Consigne 1
D'après le texte sur l'exposition, en quelle année est né Medjid Houari ?
Consigne 2
Reproduisez à l'identique, s'il vous plaît, le passage du texte sur l'exposition qui commence aux mots « Jusqu’au samedi 2 » et s'arrête après les mots « de renommée internationale. ».

Texte fourni
Jusqu’au samedi 2 mai 2026, le Pavillon des Arts de Châtenay-Malabry accueille L’Angle et la Courbe, une exposition consacrée au sculpteur Medjid Houari. Celle-ci s’inscrit dans le Printemps de la Sculpture et l’hommage que la ville veut rendre à un artiste de renommée internationale.
Jeux d’équilibre
Né à Paris en 1950, formé à l’École des Beaux-Arts, il conçoit très tôt des projets dans l’espace public. Ses sculptures ne sont pas seulement faites pour être regardées : elles occupent un lieu et dialoguent avec leur environnement.
Son travail repose sur des formes géométriques fabriquées dans l’acier, le cuivre, le laiton ou l’inox. Les lignes, les courbes et les volumes créent des jeux d’équilibre inattendus, donnant parfois l’impression que le métal flotte.
Il jouit d’une reconnaissance attestée par les ventes. Le Parisien, dans son édition du 14 février 2022 signale qu’il vit son art « à tel point qu’il vient d’acheter un terrain de deux hectares à Port-Mort (Eure), non loin du Château-Gaillard aux Andelys, pour y exposer ses œuvres emblématiques. »
Des œuvres de toutes dimensions
Le site Houari-Sculpteur propose des photos et des vidéos qui présentent parfaitement son travail. En particulier, celui-ci en montre le volet monumental. La caméra joue entre plans rapprochés sur le métal et plans larges où l’œuvre devient un élément du paysage.
Mais au Pavillon des Arts, les formats sont certes plus petits. Sinon, ils n’entreraient pas dans les trois salles qui lui sont consacrées 😉. L’inspiration est semblable avec soudures, arêtes, torsions, et jeux de rencontres entre plaques de létal. Mais elles peuvent se poser sur une table ou un buffet. Elles donnent à comprendre, tout autant que les formats urbains, ce que Medjid Houari veut dire quand il parle de « formes épurées pour des réalités complexes ».
Il sera présent lors du vernissage, le 3 avril à 19h au Pavillon des Arts.

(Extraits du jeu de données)

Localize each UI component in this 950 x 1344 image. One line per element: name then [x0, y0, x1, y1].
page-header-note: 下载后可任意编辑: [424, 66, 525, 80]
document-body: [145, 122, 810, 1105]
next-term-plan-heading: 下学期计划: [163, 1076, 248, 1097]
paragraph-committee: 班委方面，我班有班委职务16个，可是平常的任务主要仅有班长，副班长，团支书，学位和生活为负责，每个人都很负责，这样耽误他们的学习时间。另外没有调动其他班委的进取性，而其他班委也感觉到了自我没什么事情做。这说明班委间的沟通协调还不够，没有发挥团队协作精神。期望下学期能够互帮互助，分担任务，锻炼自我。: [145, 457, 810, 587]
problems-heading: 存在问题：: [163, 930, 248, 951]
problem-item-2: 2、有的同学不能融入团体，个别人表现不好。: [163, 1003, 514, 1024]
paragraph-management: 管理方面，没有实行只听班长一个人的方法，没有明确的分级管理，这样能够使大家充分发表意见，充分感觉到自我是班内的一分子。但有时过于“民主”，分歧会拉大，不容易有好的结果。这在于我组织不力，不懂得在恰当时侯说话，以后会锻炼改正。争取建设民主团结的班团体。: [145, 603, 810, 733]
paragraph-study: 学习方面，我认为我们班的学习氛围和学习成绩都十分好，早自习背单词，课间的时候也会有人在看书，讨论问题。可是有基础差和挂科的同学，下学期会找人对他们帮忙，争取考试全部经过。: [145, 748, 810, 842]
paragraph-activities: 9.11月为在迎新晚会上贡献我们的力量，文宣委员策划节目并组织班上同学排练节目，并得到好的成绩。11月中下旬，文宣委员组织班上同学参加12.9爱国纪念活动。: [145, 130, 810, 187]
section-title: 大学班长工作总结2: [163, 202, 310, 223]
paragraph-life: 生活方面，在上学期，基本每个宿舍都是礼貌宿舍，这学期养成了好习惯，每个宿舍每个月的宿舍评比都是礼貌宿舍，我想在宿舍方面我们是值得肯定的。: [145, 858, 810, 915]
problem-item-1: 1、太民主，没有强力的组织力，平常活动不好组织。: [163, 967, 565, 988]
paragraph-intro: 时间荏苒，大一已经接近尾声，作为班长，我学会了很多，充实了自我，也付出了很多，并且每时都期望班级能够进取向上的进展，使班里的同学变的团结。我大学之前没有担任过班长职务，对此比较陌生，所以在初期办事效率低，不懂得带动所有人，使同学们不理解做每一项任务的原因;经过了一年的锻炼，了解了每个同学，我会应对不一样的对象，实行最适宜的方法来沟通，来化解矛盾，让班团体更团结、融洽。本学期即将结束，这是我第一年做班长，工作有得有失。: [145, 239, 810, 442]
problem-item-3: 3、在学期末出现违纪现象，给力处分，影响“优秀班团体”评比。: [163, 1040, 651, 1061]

Réponse finale 1
En 1950, à Paris.

Réponse finale 2
Jusqu’au samedi 2 mai 2026, le Pavillon des Arts de Châtenay-Malabry accueille L’Angle et la Courbe, une exposition consacrée au sculpteur Medjid Houari. Celle-ci s’inscrit dans le Printemps de la Sculpture et l’hommage que la ville veut rendre à un artiste de renommée internationale.